Filter the entries that follow, copying every line in which the word "text" appears.

Stored data entries
╭──

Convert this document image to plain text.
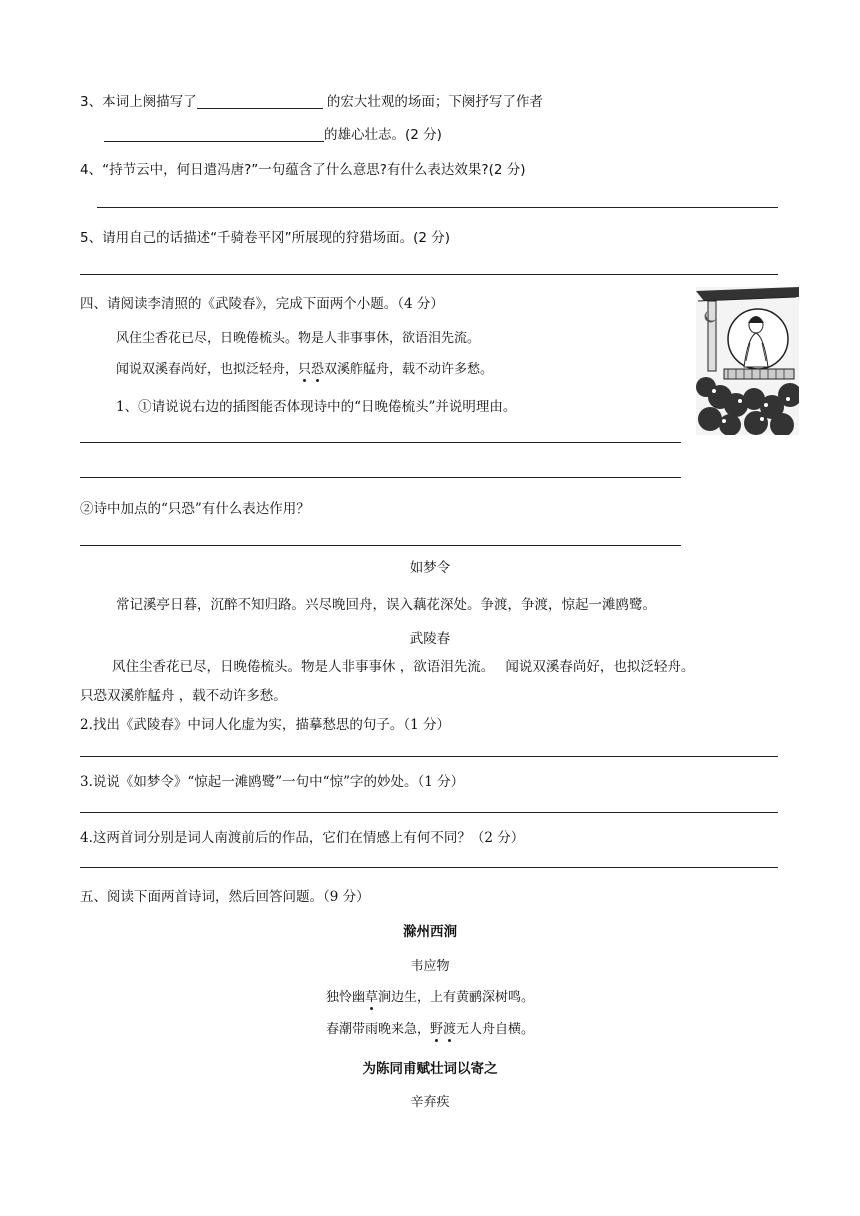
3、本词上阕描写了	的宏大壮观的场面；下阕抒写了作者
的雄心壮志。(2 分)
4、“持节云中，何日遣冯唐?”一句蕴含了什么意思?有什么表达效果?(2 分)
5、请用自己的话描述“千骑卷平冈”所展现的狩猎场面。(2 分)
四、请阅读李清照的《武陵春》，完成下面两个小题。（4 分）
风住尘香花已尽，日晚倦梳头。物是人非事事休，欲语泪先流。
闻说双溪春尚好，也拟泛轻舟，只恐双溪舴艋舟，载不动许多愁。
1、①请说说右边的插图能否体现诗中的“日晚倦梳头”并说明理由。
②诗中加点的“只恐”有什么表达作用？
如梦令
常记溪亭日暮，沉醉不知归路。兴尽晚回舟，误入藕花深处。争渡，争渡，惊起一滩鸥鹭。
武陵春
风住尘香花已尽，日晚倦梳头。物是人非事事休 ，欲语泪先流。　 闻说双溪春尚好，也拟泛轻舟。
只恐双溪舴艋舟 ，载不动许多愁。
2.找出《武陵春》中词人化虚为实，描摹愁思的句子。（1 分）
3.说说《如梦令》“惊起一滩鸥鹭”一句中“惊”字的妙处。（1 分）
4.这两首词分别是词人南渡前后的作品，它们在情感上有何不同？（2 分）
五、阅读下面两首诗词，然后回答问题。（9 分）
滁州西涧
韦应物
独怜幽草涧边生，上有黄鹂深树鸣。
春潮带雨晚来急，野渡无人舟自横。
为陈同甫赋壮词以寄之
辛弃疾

╰──
╭──

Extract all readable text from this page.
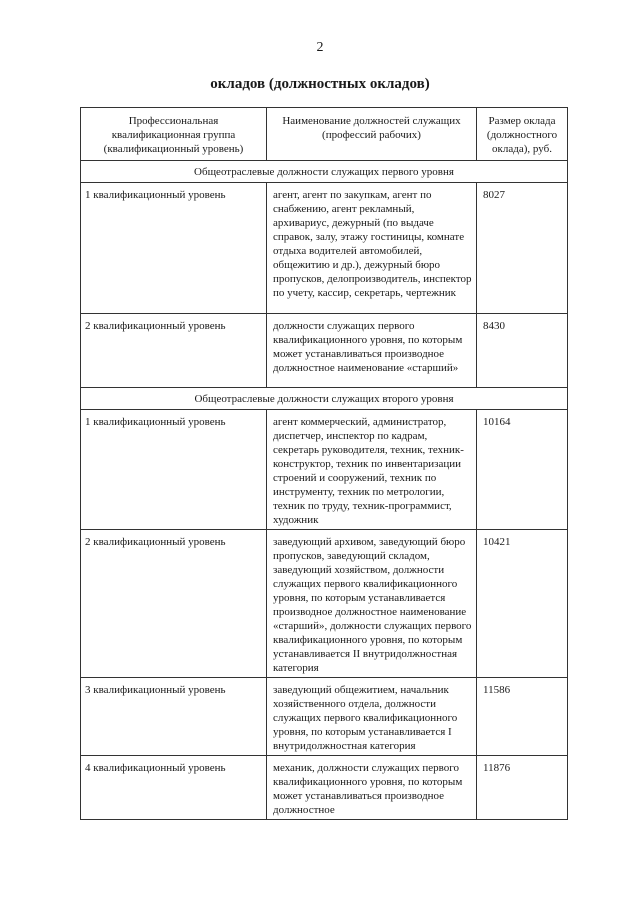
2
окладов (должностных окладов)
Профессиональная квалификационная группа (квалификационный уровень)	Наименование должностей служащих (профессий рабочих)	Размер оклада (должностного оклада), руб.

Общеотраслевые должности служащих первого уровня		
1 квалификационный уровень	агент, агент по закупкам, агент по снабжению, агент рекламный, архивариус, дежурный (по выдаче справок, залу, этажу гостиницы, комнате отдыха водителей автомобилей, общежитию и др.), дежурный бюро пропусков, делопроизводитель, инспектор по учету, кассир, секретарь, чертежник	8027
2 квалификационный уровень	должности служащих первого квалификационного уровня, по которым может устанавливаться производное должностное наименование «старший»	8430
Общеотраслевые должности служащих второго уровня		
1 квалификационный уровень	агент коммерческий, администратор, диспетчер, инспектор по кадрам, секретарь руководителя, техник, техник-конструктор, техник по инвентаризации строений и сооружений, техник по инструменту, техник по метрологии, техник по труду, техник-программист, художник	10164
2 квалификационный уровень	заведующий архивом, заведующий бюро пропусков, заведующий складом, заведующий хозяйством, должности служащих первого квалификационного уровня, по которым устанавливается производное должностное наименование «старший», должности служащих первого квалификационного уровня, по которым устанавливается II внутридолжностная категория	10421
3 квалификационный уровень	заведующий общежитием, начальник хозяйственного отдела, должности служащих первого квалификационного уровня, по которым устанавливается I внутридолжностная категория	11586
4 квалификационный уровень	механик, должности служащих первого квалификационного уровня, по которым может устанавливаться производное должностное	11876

╰──

§ Output for this task:
Convert this document image to plain text.
Extract all readable text from this page.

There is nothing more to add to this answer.